● INSTRUCTIONS TO FOLLOW: Pick out every line that holds the string "this" and copy it.

● Data entries for graphics:
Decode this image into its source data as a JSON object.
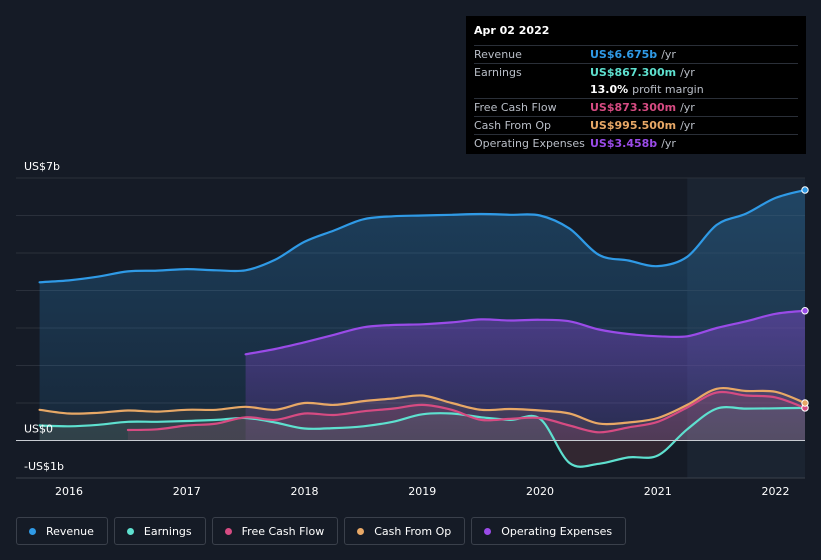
{
  "tooltip": {
    "date": "Apr 02 2022",
    "rows": {
      "revenue": {
        "label": "Revenue",
        "value": "US$6.675b",
        "unit": "/yr",
        "color": "#2f9ae6"
      },
      "earnings": {
        "label": "Earnings",
        "value": "US$867.300m",
        "unit": "/yr",
        "color": "#5ee0cf"
      },
      "margin": {
        "value": "13.0%",
        "suffix": "profit margin"
      },
      "fcf": {
        "label": "Free Cash Flow",
        "value": "US$873.300m",
        "unit": "/yr",
        "color": "#d64b82"
      },
      "cfo": {
        "label": "Cash From Op",
        "value": "US$995.500m",
        "unit": "/yr",
        "color": "#e8a866"
      },
      "opex": {
        "label": "Operating Expenses",
        "value": "US$3.458b",
        "unit": "/yr",
        "color": "#9a4be8"
      }
    }
  },
  "legend": [
    {
      "label": "Revenue",
      "color": "#2f9ae6"
    },
    {
      "label": "Earnings",
      "color": "#5ee0cf"
    },
    {
      "label": "Free Cash Flow",
      "color": "#d64b82"
    },
    {
      "label": "Cash From Op",
      "color": "#e8a866"
    },
    {
      "label": "Operating Expenses",
      "color": "#9a4be8"
    }
  ],
  "chart_data": {
    "type": "area",
    "y_unit": "US$ b",
    "ylim": [
      -1,
      7
    ],
    "y_tick_labels": [
      {
        "value": 7,
        "label": "US$7b"
      },
      {
        "value": 0,
        "label": "US$0"
      },
      {
        "value": -1,
        "label": "-US$1b"
      }
    ],
    "x_tick_labels": [
      "2016",
      "2017",
      "2018",
      "2019",
      "2020",
      "2021",
      "2022"
    ],
    "x_ticks": [
      2016,
      2017,
      2018,
      2019,
      2020,
      2021,
      2022
    ],
    "xlim": [
      2015.55,
      2022.25
    ],
    "highlight_start": 2021.25,
    "series": [
      {
        "key": "opex",
        "name": "Operating Expenses",
        "color": "#9a4be8",
        "x": [
          2017.5,
          2017.75,
          2018.0,
          2018.25,
          2018.5,
          2018.75,
          2019.0,
          2019.25,
          2019.5,
          2019.75,
          2020.0,
          2020.25,
          2020.5,
          2020.75,
          2021.0,
          2021.25,
          2021.5,
          2021.75,
          2022.0,
          2022.25
        ],
        "y": [
          2.3,
          2.44,
          2.62,
          2.82,
          3.02,
          3.08,
          3.1,
          3.15,
          3.23,
          3.2,
          3.22,
          3.18,
          2.96,
          2.84,
          2.78,
          2.78,
          3.0,
          3.18,
          3.38,
          3.46
        ]
      },
      {
        "key": "revenue",
        "name": "Revenue",
        "color": "#2f9ae6",
        "x": [
          2015.75,
          2016.0,
          2016.25,
          2016.5,
          2016.75,
          2017.0,
          2017.25,
          2017.5,
          2017.75,
          2018.0,
          2018.25,
          2018.5,
          2018.75,
          2019.0,
          2019.25,
          2019.5,
          2019.75,
          2020.0,
          2020.25,
          2020.5,
          2020.75,
          2021.0,
          2021.25,
          2021.5,
          2021.75,
          2022.0,
          2022.25
        ],
        "y": [
          4.22,
          4.27,
          4.37,
          4.51,
          4.53,
          4.57,
          4.54,
          4.54,
          4.82,
          5.3,
          5.6,
          5.9,
          5.98,
          6.0,
          6.02,
          6.04,
          6.02,
          6.0,
          5.65,
          4.95,
          4.8,
          4.65,
          4.9,
          5.75,
          6.05,
          6.47,
          6.68
        ]
      },
      {
        "key": "cfo",
        "name": "Cash From Op",
        "color": "#e8a866",
        "x": [
          2015.75,
          2016.0,
          2016.25,
          2016.5,
          2016.75,
          2017.0,
          2017.25,
          2017.5,
          2017.75,
          2018.0,
          2018.25,
          2018.5,
          2018.75,
          2019.0,
          2019.25,
          2019.5,
          2019.75,
          2020.0,
          2020.25,
          2020.5,
          2020.75,
          2021.0,
          2021.25,
          2021.5,
          2021.75,
          2022.0,
          2022.25
        ],
        "y": [
          0.82,
          0.72,
          0.74,
          0.8,
          0.77,
          0.82,
          0.82,
          0.9,
          0.82,
          1.0,
          0.95,
          1.05,
          1.12,
          1.2,
          1.0,
          0.82,
          0.84,
          0.8,
          0.72,
          0.45,
          0.48,
          0.6,
          0.95,
          1.38,
          1.32,
          1.3,
          1.0
        ]
      },
      {
        "key": "fcf",
        "name": "Free Cash Flow",
        "color": "#d64b82",
        "x": [
          2016.5,
          2016.75,
          2017.0,
          2017.25,
          2017.5,
          2017.75,
          2018.0,
          2018.25,
          2018.5,
          2018.75,
          2019.0,
          2019.25,
          2019.5,
          2019.75,
          2020.0,
          2020.25,
          2020.5,
          2020.75,
          2021.0,
          2021.25,
          2021.5,
          2021.75,
          2022.0,
          2022.25
        ],
        "y": [
          0.28,
          0.3,
          0.4,
          0.45,
          0.62,
          0.55,
          0.72,
          0.68,
          0.78,
          0.85,
          0.95,
          0.82,
          0.55,
          0.58,
          0.6,
          0.4,
          0.22,
          0.35,
          0.5,
          0.88,
          1.28,
          1.2,
          1.15,
          0.87
        ]
      },
      {
        "key": "earnings",
        "name": "Earnings",
        "color": "#5ee0cf",
        "x": [
          2015.75,
          2016.0,
          2016.25,
          2016.5,
          2016.75,
          2017.0,
          2017.25,
          2017.5,
          2017.75,
          2018.0,
          2018.25,
          2018.5,
          2018.75,
          2019.0,
          2019.25,
          2019.5,
          2019.75,
          2020.0,
          2020.25,
          2020.5,
          2020.75,
          2021.0,
          2021.25,
          2021.5,
          2021.75,
          2022.0,
          2022.25
        ],
        "y": [
          0.4,
          0.38,
          0.42,
          0.5,
          0.5,
          0.52,
          0.55,
          0.6,
          0.48,
          0.32,
          0.33,
          0.38,
          0.5,
          0.7,
          0.72,
          0.62,
          0.55,
          0.58,
          -0.6,
          -0.62,
          -0.45,
          -0.4,
          0.3,
          0.85,
          0.85,
          0.86,
          0.87
        ]
      }
    ]
  }
}
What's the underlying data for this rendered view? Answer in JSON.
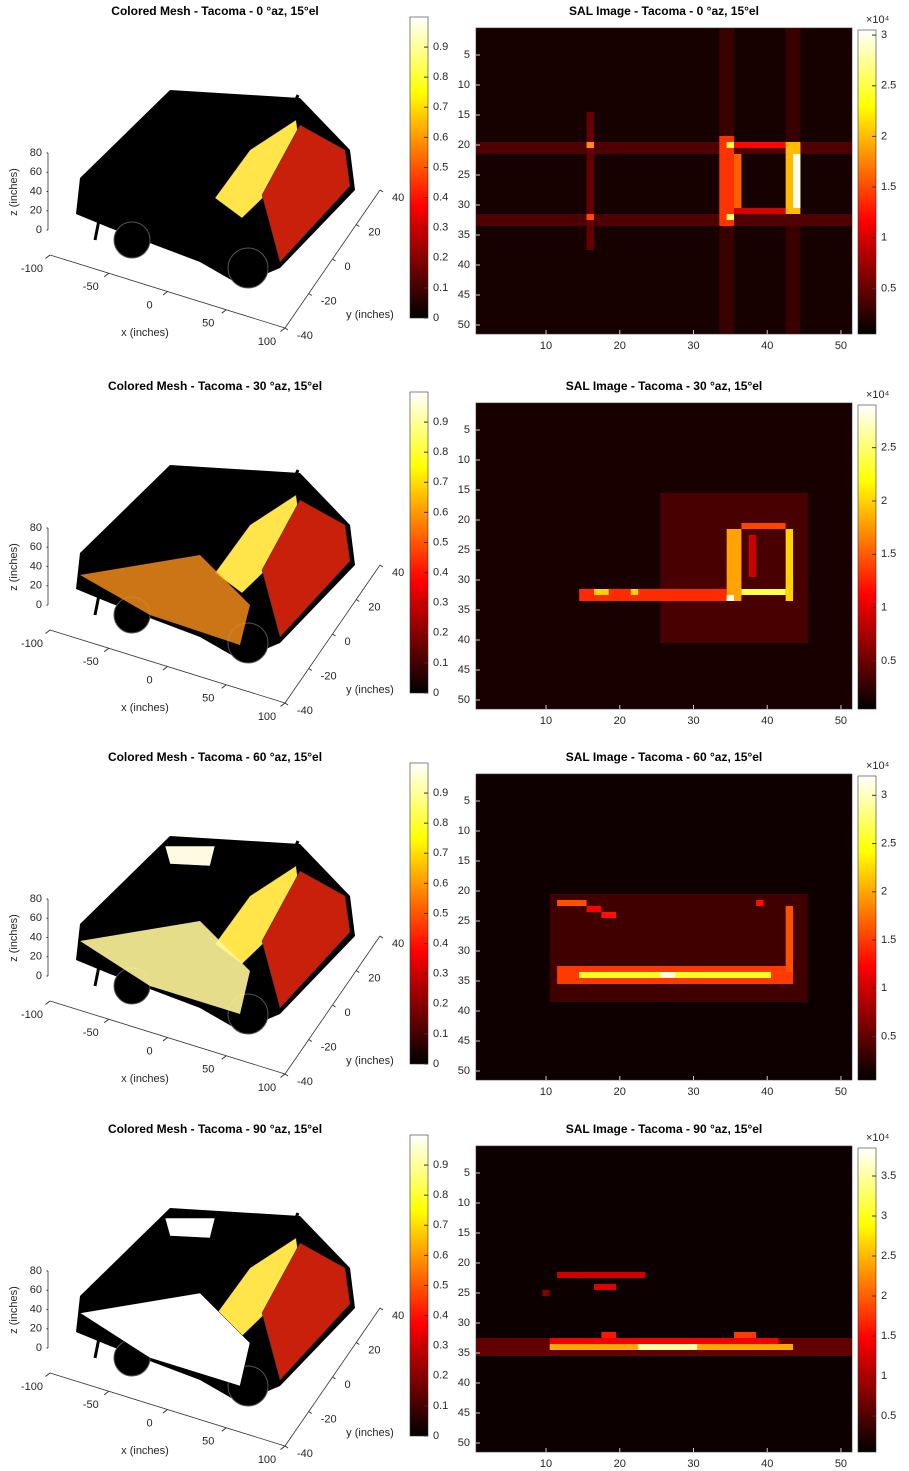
{
  "chart_data": [
    {
      "type": "mesh3d",
      "title": "Colored Mesh - Tacoma - 0 °az, 15°el",
      "xlabel": "x (inches)",
      "ylabel": "y (inches)",
      "zlabel": "z (inches)",
      "xlim": [
        -100,
        100
      ],
      "xticks": [
        -100,
        -50,
        0,
        50,
        100
      ],
      "ylim": [
        -40,
        40
      ],
      "yticks": [
        -40,
        -20,
        0,
        20,
        40
      ],
      "zlim": [
        0,
        80
      ],
      "zticks": [
        0,
        20,
        40,
        60,
        80
      ],
      "clim": [
        0,
        1
      ],
      "cticks": [
        0,
        0.1,
        0.2,
        0.3,
        0.4,
        0.5,
        0.6,
        0.7,
        0.8,
        0.9
      ],
      "colormap": "hot"
    },
    {
      "type": "heatmap",
      "title": "SAL Image - Tacoma - 0 °az, 15°el",
      "colorbar_label": "×10⁴",
      "colormap": "hot",
      "xlim": [
        0.5,
        51.5
      ],
      "xticks": [
        10,
        20,
        30,
        40,
        50
      ],
      "ylim": [
        51.5,
        0.5
      ],
      "yticks": [
        5,
        10,
        15,
        20,
        25,
        30,
        35,
        40,
        45,
        50
      ],
      "clim": [
        0.05,
        3.05
      ],
      "cticks": [
        0.5,
        1,
        1.5,
        2,
        2.5,
        3
      ],
      "background": 0.15,
      "rects": [
        [
          33.5,
          35.5,
          0.5,
          51.5,
          0.3
        ],
        [
          42.5,
          44.5,
          0.5,
          51.5,
          0.3
        ],
        [
          0.5,
          51.5,
          19.5,
          21.5,
          0.4
        ],
        [
          0.5,
          51.5,
          31.5,
          33.5,
          0.4
        ],
        [
          15.5,
          16.5,
          14.5,
          37.5,
          0.5
        ],
        [
          15.5,
          16.5,
          19.5,
          20.5,
          1.8
        ],
        [
          15.5,
          16.5,
          31.5,
          32.5,
          1.5
        ],
        [
          33.5,
          35.5,
          18.5,
          33.5,
          1.4
        ],
        [
          34.5,
          35.5,
          19.5,
          20.5,
          2.5
        ],
        [
          34.5,
          35.5,
          31.5,
          32.5,
          2.6
        ],
        [
          35.5,
          42.5,
          19.5,
          20.5,
          1.2
        ],
        [
          35.5,
          42.5,
          30.5,
          31.5,
          1.0
        ],
        [
          35.5,
          36.5,
          21.5,
          30.5,
          1.6
        ],
        [
          42.5,
          44.5,
          19.5,
          31.5,
          2.0
        ],
        [
          43.5,
          44.5,
          21.5,
          30.5,
          3.0
        ]
      ]
    },
    {
      "type": "mesh3d",
      "title": "Colored Mesh - Tacoma - 30 °az, 15°el",
      "xlabel": "x (inches)",
      "ylabel": "y (inches)",
      "zlabel": "z (inches)",
      "xlim": [
        -100,
        100
      ],
      "xticks": [
        -100,
        -50,
        0,
        50,
        100
      ],
      "ylim": [
        -40,
        40
      ],
      "yticks": [
        -40,
        -20,
        0,
        20,
        40
      ],
      "zlim": [
        0,
        80
      ],
      "zticks": [
        0,
        20,
        40,
        60,
        80
      ],
      "clim": [
        0,
        1
      ],
      "cticks": [
        0,
        0.1,
        0.2,
        0.3,
        0.4,
        0.5,
        0.6,
        0.7,
        0.8,
        0.9
      ],
      "colormap": "hot"
    },
    {
      "type": "heatmap",
      "title": "SAL Image - Tacoma - 30 °az, 15°el",
      "colorbar_label": "×10⁴",
      "colormap": "hot",
      "xlim": [
        0.5,
        51.5
      ],
      "xticks": [
        10,
        20,
        30,
        40,
        50
      ],
      "ylim": [
        51.5,
        0.5
      ],
      "yticks": [
        5,
        10,
        15,
        20,
        25,
        30,
        35,
        40,
        45,
        50
      ],
      "clim": [
        0.05,
        2.9
      ],
      "cticks": [
        0.5,
        1,
        1.5,
        2,
        2.5
      ],
      "background": 0.15,
      "rects": [
        [
          25.5,
          45.5,
          15.5,
          40.5,
          0.35
        ],
        [
          14.5,
          34.5,
          31.5,
          33.5,
          1.3
        ],
        [
          16.5,
          18.5,
          31.5,
          32.5,
          2.0
        ],
        [
          21.5,
          22.5,
          31.5,
          32.5,
          2.0
        ],
        [
          34.5,
          36.5,
          21.5,
          33.5,
          1.8
        ],
        [
          36.5,
          42.5,
          20.5,
          21.5,
          1.4
        ],
        [
          42.5,
          43.5,
          21.5,
          33.5,
          2.0
        ],
        [
          36.5,
          42.5,
          31.5,
          32.5,
          2.4
        ],
        [
          34.5,
          35.5,
          32.5,
          33.5,
          2.8
        ],
        [
          37.5,
          38.5,
          22.5,
          29.5,
          0.9
        ]
      ]
    },
    {
      "type": "mesh3d",
      "title": "Colored Mesh - Tacoma - 60 °az, 15°el",
      "xlabel": "x (inches)",
      "ylabel": "y (inches)",
      "zlabel": "z (inches)",
      "xlim": [
        -100,
        100
      ],
      "xticks": [
        -100,
        -50,
        0,
        50,
        100
      ],
      "ylim": [
        -40,
        40
      ],
      "yticks": [
        -40,
        -20,
        0,
        20,
        40
      ],
      "zlim": [
        0,
        80
      ],
      "zticks": [
        0,
        20,
        40,
        60,
        80
      ],
      "clim": [
        0,
        1
      ],
      "cticks": [
        0,
        0.1,
        0.2,
        0.3,
        0.4,
        0.5,
        0.6,
        0.7,
        0.8,
        0.9
      ],
      "colormap": "hot"
    },
    {
      "type": "heatmap",
      "title": "SAL Image - Tacoma - 60 °az, 15°el",
      "colorbar_label": "×10⁴",
      "colormap": "hot",
      "xlim": [
        0.5,
        51.5
      ],
      "xticks": [
        10,
        20,
        30,
        40,
        50
      ],
      "ylim": [
        51.5,
        0.5
      ],
      "yticks": [
        5,
        10,
        15,
        20,
        25,
        30,
        35,
        40,
        45,
        50
      ],
      "clim": [
        0.05,
        3.2
      ],
      "cticks": [
        0.5,
        1,
        1.5,
        2,
        2.5,
        3
      ],
      "background": 0.12,
      "rects": [
        [
          10.5,
          45.5,
          20.5,
          38.5,
          0.35
        ],
        [
          11.5,
          43.5,
          32.5,
          35.5,
          1.5
        ],
        [
          14.5,
          40.5,
          33.5,
          34.5,
          2.5
        ],
        [
          25.5,
          27.5,
          33.5,
          34.5,
          3.1
        ],
        [
          11.5,
          15.5,
          21.5,
          22.5,
          1.6
        ],
        [
          15.5,
          17.5,
          22.5,
          23.5,
          1.2
        ],
        [
          17.5,
          19.5,
          23.5,
          24.5,
          1.3
        ],
        [
          38.5,
          39.5,
          21.5,
          22.5,
          1.3
        ],
        [
          42.5,
          43.5,
          22.5,
          33.5,
          1.6
        ]
      ]
    },
    {
      "type": "mesh3d",
      "title": "Colored Mesh - Tacoma - 90 °az, 15°el",
      "xlabel": "x (inches)",
      "ylabel": "y (inches)",
      "zlabel": "z (inches)",
      "xlim": [
        -100,
        100
      ],
      "xticks": [
        -100,
        -50,
        0,
        50,
        100
      ],
      "ylim": [
        -40,
        40
      ],
      "yticks": [
        -40,
        -20,
        0,
        20,
        40
      ],
      "zlim": [
        0,
        80
      ],
      "zticks": [
        0,
        20,
        40,
        60,
        80
      ],
      "clim": [
        0,
        1
      ],
      "cticks": [
        0,
        0.1,
        0.2,
        0.3,
        0.4,
        0.5,
        0.6,
        0.7,
        0.8,
        0.9
      ],
      "colormap": "hot"
    },
    {
      "type": "heatmap",
      "title": "SAL Image - Tacoma - 90 °az, 15°el",
      "colorbar_label": "×10⁴",
      "colormap": "hot",
      "xlim": [
        0.5,
        51.5
      ],
      "xticks": [
        10,
        20,
        30,
        40,
        50
      ],
      "ylim": [
        51.5,
        0.5
      ],
      "yticks": [
        5,
        10,
        15,
        20,
        25,
        30,
        35,
        40,
        45,
        50
      ],
      "clim": [
        0.05,
        3.85
      ],
      "cticks": [
        0.5,
        1,
        1.5,
        2,
        2.5,
        3,
        3.5
      ],
      "background": 0.12,
      "rects": [
        [
          0.5,
          51.5,
          32.5,
          35.5,
          0.6
        ],
        [
          10.5,
          41.5,
          32.5,
          33.5,
          1.4
        ],
        [
          10.5,
          43.5,
          33.5,
          34.5,
          2.4
        ],
        [
          17.5,
          19.5,
          31.5,
          32.5,
          1.6
        ],
        [
          35.5,
          38.5,
          31.5,
          32.5,
          1.8
        ],
        [
          22.5,
          30.5,
          33.5,
          34.5,
          3.5
        ],
        [
          11.5,
          23.5,
          21.5,
          22.5,
          1.2
        ],
        [
          16.5,
          19.5,
          23.5,
          24.5,
          1.3
        ],
        [
          9.5,
          10.5,
          24.5,
          25.5,
          0.8
        ]
      ]
    }
  ]
}
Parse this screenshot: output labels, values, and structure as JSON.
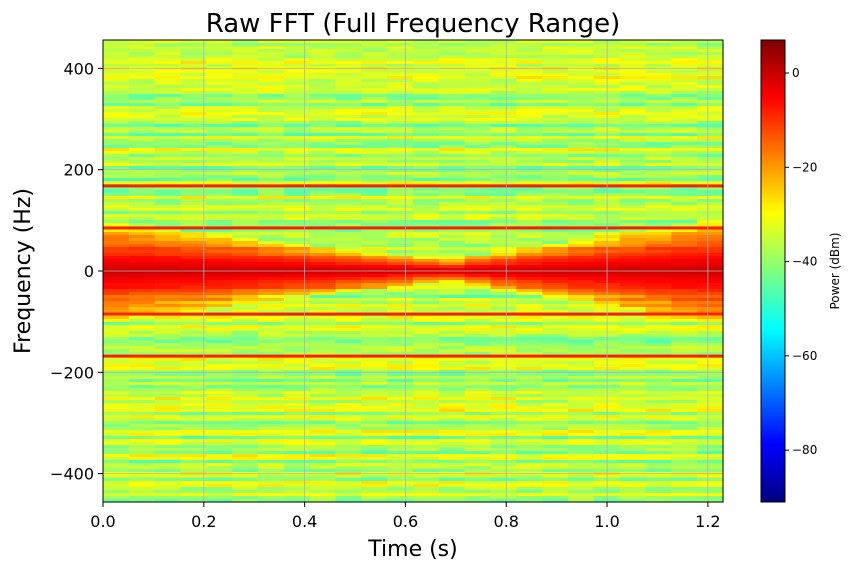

● FULL ANSWER:
Decode this image into its source data as a JSON object.
What's the underlying data for this rendered view? Answer in JSON.
Parse this screenshot: output labels, values, and structure as JSON.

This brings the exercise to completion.